WHAT NEEDS TO BE DONE
Quote the entries word for word. Omit the pictures.

++++ RECORDS TO USE ++++

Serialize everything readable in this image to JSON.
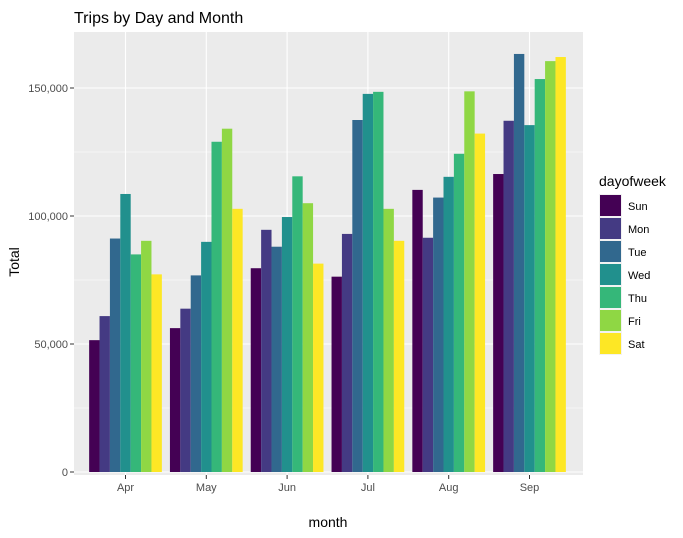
{
  "chart_data": {
    "type": "bar",
    "title": "Trips by Day and Month",
    "xlabel": "month",
    "ylabel": "Total",
    "categories": [
      "Apr",
      "May",
      "Jun",
      "Jul",
      "Aug",
      "Sep"
    ],
    "ylim": [
      0,
      170000
    ],
    "yticks": [
      0,
      50000,
      100000,
      150000
    ],
    "ytick_labels": [
      "0",
      "50,000",
      "100,000",
      "150,000"
    ],
    "grid": true,
    "legend_title": "dayofweek",
    "legend_position": "right",
    "colors": {
      "panel_background": "#ebebeb",
      "grid": "#ffffff"
    },
    "series": [
      {
        "name": "Sun",
        "color": "#440154",
        "values": [
          51500,
          56200,
          79600,
          76300,
          110200,
          116400
        ]
      },
      {
        "name": "Mon",
        "color": "#443a83",
        "values": [
          60900,
          63800,
          94600,
          93000,
          91500,
          137200
        ]
      },
      {
        "name": "Tue",
        "color": "#31688e",
        "values": [
          91200,
          76800,
          88000,
          137500,
          107200,
          163300
        ]
      },
      {
        "name": "Wed",
        "color": "#21908d",
        "values": [
          108600,
          89900,
          99600,
          147700,
          115300,
          135500
        ]
      },
      {
        "name": "Thu",
        "color": "#35b779",
        "values": [
          85000,
          129000,
          115500,
          148500,
          124300,
          153500
        ]
      },
      {
        "name": "Fri",
        "color": "#8fd744",
        "values": [
          90300,
          134100,
          105000,
          102800,
          148700,
          160500
        ]
      },
      {
        "name": "Sat",
        "color": "#fde725",
        "values": [
          77200,
          102800,
          81400,
          90300,
          132200,
          162100
        ]
      }
    ]
  }
}
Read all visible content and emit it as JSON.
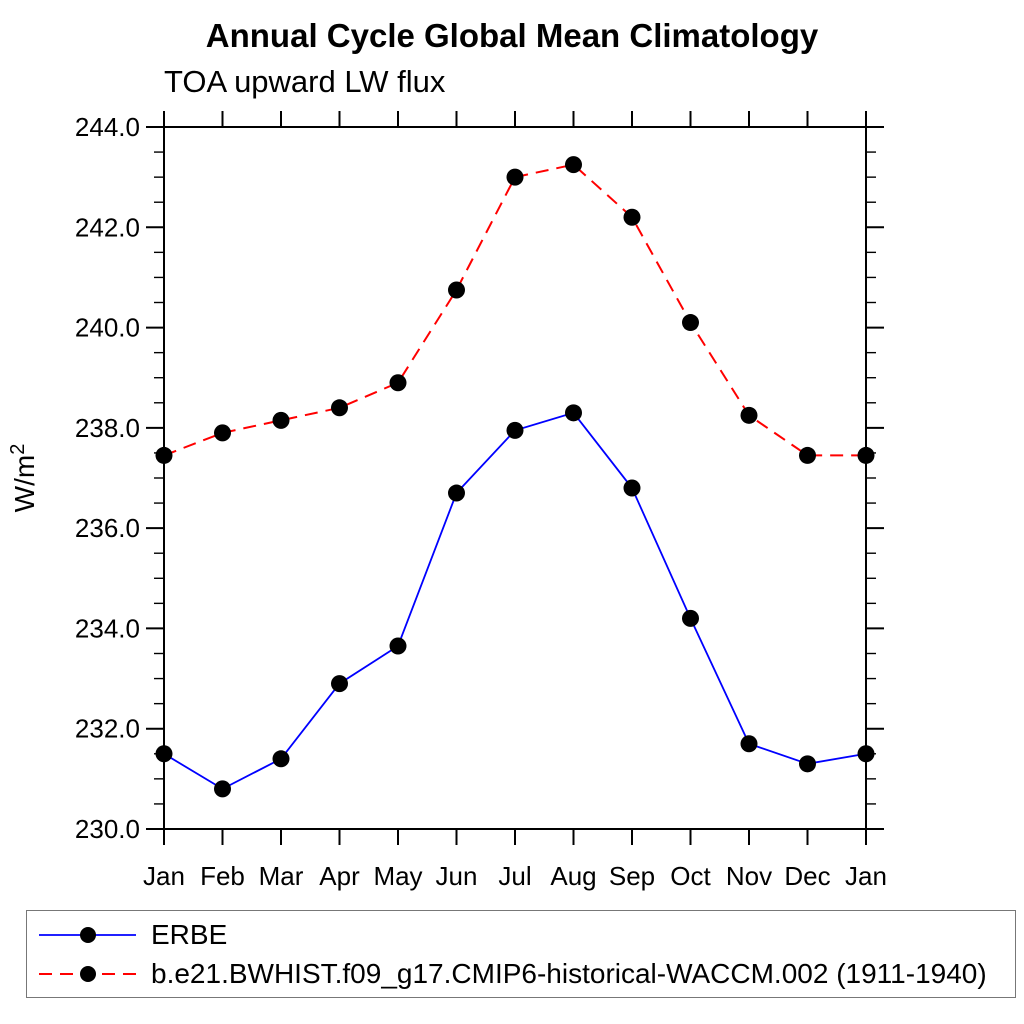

++++

SOLUTION FOR THIS PROBLEM
Serialize everything readable in this image to JSON.
{
  "chart_data": {
    "type": "bar",
    "title": "Trips by Day and Month",
    "xlabel": "month",
    "ylabel": "Total",
    "categories": [
      "Apr",
      "May",
      "Jun",
      "Jul",
      "Aug",
      "Sep"
    ],
    "ylim": [
      0,
      170000
    ],
    "yticks": [
      0,
      50000,
      100000,
      150000
    ],
    "ytick_labels": [
      "0",
      "50,000",
      "100,000",
      "150,000"
    ],
    "grid": true,
    "legend_title": "dayofweek",
    "legend_position": "right",
    "colors": {
      "panel_background": "#ebebeb",
      "grid": "#ffffff"
    },
    "series": [
      {
        "name": "Sun",
        "color": "#440154",
        "values": [
          51500,
          56200,
          79600,
          76300,
          110200,
          116400
        ]
      },
      {
        "name": "Mon",
        "color": "#443a83",
        "values": [
          60900,
          63800,
          94600,
          93000,
          91500,
          137200
        ]
      },
      {
        "name": "Tue",
        "color": "#31688e",
        "values": [
          91200,
          76800,
          88000,
          137500,
          107200,
          163300
        ]
      },
      {
        "name": "Wed",
        "color": "#21908d",
        "values": [
          108600,
          89900,
          99600,
          147700,
          115300,
          135500
        ]
      },
      {
        "name": "Thu",
        "color": "#35b779",
        "values": [
          85000,
          129000,
          115500,
          148500,
          124300,
          153500
        ]
      },
      {
        "name": "Fri",
        "color": "#8fd744",
        "values": [
          90300,
          134100,
          105000,
          102800,
          148700,
          160500
        ]
      },
      {
        "name": "Sat",
        "color": "#fde725",
        "values": [
          77200,
          102800,
          81400,
          90300,
          132200,
          162100
        ]
      }
    ]
  }
}
Read all visible content and emit it as JSON.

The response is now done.